Bring together all lines of the material below that contain the string "свойства".

+++ Data

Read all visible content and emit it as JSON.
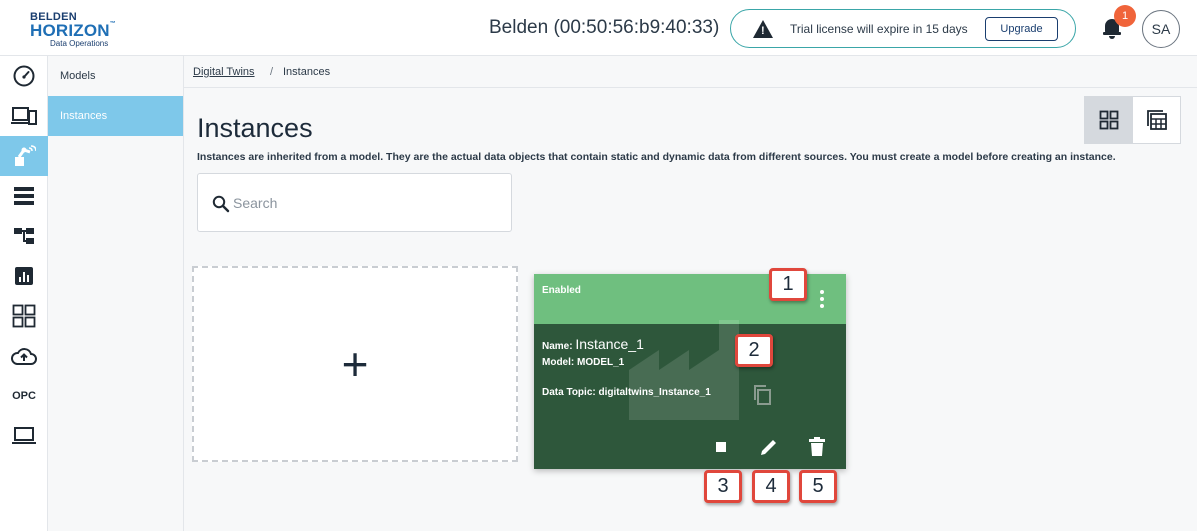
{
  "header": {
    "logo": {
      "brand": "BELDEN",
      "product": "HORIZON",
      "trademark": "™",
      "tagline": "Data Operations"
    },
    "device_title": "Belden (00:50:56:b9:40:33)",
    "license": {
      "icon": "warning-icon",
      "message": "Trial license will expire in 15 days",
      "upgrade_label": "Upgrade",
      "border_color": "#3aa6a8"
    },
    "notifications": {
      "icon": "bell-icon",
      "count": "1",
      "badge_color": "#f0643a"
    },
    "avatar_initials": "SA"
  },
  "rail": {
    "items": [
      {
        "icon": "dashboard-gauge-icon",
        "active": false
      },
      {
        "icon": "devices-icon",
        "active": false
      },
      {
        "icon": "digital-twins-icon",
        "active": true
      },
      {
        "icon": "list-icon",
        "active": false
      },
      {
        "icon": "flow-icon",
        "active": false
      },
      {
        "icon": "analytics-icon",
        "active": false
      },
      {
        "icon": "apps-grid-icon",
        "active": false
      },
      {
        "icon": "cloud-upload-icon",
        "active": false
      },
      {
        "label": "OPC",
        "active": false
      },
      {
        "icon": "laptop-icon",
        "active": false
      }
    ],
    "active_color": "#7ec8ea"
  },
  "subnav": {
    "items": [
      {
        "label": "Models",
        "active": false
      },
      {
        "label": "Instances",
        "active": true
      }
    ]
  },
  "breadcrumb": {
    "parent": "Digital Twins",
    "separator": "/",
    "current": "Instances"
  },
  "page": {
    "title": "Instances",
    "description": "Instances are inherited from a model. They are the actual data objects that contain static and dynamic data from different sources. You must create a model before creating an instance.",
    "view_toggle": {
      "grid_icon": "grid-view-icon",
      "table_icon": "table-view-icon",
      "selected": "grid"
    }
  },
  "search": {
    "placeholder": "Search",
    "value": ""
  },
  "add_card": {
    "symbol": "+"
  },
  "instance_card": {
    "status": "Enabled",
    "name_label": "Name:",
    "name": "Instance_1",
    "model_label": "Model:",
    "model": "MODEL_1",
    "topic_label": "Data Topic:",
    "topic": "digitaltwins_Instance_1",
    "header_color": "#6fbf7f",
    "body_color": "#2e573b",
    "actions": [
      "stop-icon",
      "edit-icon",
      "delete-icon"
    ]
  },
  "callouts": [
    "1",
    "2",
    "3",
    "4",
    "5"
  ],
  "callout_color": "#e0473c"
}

++++++
+++ Data

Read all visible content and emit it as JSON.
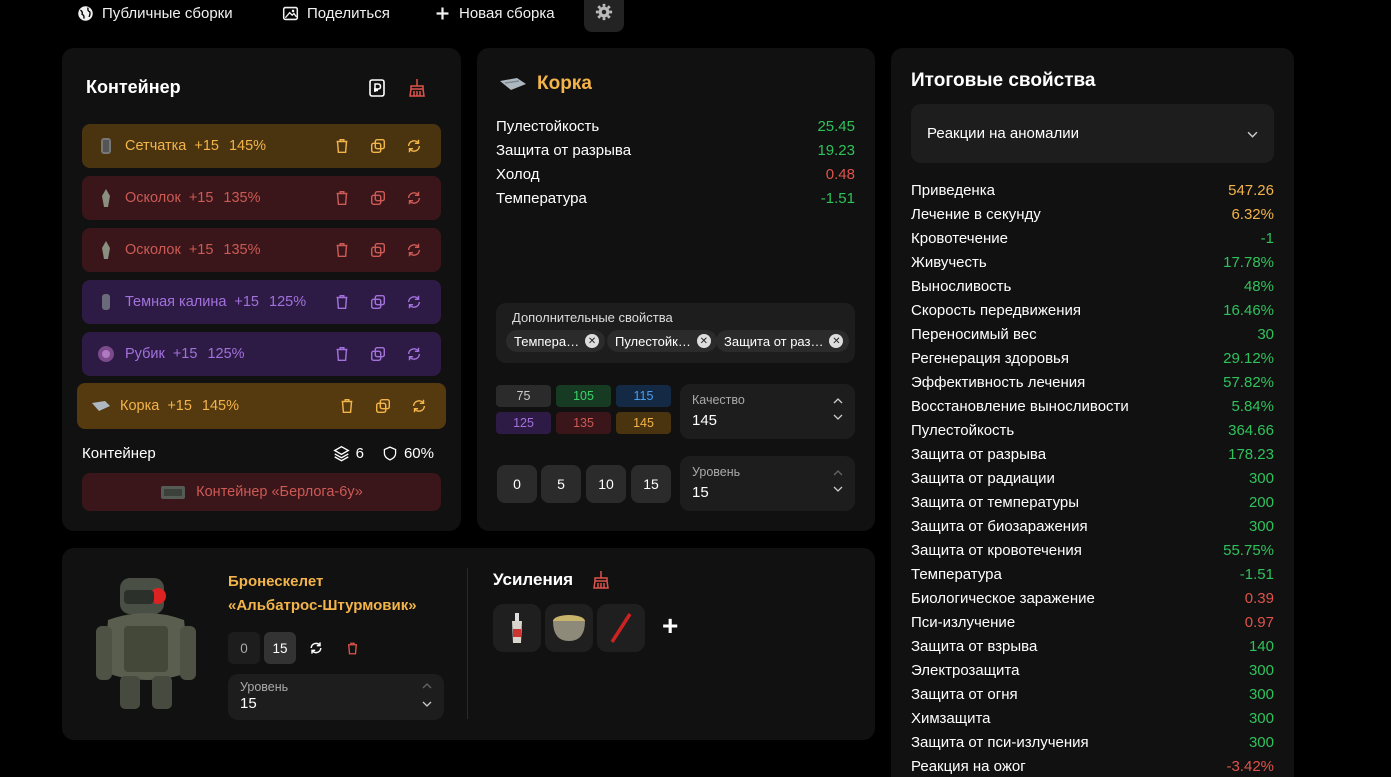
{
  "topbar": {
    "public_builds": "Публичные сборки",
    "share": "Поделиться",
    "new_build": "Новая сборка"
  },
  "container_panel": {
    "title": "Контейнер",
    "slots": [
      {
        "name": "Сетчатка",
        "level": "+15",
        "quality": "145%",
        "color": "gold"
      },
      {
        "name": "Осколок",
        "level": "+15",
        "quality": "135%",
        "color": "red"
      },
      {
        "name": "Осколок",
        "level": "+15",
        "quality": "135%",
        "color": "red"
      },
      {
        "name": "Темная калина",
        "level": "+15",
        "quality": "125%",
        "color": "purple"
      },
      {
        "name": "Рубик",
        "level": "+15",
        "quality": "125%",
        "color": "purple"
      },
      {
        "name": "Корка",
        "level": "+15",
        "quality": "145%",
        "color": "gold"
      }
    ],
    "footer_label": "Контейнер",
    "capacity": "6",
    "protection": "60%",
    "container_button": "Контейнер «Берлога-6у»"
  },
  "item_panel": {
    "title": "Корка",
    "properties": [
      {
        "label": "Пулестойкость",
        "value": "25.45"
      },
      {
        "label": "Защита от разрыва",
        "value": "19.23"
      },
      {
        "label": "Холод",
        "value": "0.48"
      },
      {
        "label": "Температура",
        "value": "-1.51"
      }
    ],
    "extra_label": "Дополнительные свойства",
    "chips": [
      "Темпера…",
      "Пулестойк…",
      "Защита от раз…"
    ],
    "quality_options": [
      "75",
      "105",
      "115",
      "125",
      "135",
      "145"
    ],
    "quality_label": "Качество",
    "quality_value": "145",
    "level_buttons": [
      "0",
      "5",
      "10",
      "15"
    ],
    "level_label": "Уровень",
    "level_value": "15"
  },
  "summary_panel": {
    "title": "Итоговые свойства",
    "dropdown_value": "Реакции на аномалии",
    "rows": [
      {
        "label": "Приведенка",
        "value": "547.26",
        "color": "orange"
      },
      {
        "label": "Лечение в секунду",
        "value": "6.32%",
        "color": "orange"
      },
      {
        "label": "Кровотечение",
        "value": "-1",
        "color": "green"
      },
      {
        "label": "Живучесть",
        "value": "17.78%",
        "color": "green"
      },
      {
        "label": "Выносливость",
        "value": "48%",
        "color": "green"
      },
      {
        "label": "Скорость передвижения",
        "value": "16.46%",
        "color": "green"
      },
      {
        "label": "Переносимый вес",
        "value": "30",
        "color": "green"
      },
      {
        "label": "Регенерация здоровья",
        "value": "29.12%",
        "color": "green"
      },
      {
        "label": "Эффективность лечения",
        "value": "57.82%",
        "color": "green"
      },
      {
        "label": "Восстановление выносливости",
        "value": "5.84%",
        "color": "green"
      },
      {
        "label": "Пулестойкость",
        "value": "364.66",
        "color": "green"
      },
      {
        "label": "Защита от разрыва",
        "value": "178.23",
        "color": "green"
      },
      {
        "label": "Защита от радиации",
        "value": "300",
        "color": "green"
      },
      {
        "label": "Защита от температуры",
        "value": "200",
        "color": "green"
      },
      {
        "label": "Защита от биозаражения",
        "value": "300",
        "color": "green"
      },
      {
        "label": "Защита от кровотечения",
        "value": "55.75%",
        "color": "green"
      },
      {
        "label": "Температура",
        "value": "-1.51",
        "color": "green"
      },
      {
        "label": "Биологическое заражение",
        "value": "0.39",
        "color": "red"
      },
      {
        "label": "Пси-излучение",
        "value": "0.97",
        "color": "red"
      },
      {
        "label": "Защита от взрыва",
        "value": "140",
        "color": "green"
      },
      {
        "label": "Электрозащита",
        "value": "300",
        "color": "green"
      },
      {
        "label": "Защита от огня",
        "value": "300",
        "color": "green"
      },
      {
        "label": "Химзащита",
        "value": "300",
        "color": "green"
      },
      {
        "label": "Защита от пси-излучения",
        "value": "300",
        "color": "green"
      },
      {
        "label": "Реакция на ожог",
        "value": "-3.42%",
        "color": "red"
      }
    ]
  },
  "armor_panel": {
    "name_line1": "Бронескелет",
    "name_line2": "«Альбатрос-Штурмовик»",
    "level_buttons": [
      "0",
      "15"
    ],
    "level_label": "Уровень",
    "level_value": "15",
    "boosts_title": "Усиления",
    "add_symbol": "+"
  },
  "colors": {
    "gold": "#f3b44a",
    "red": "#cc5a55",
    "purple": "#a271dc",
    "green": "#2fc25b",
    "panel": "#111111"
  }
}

++++++
+++ Data

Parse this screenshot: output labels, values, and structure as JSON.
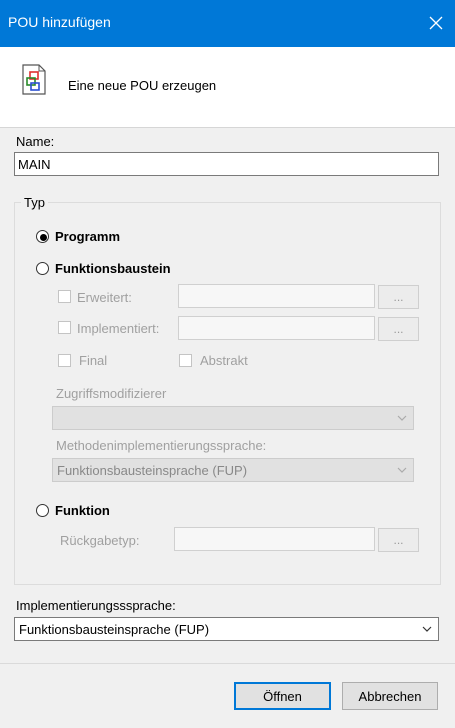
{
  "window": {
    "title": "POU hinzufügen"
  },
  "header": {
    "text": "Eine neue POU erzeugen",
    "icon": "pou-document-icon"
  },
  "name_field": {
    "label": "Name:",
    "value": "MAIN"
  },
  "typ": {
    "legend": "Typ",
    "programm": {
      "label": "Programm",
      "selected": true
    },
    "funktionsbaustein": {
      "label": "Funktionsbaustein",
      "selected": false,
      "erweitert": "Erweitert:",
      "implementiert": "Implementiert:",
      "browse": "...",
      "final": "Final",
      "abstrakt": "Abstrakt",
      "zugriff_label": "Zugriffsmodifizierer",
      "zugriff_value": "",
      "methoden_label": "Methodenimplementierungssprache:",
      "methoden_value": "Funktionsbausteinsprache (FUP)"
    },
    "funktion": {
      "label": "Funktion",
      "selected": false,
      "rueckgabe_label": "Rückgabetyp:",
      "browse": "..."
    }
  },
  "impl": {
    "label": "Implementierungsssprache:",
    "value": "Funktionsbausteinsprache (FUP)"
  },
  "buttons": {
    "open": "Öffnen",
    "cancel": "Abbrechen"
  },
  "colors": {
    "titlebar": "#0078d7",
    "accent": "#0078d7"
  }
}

++++++

■ Exercise response
    "extra_label": "Дополнительные свойства",
    "title": "Итоговые свойства",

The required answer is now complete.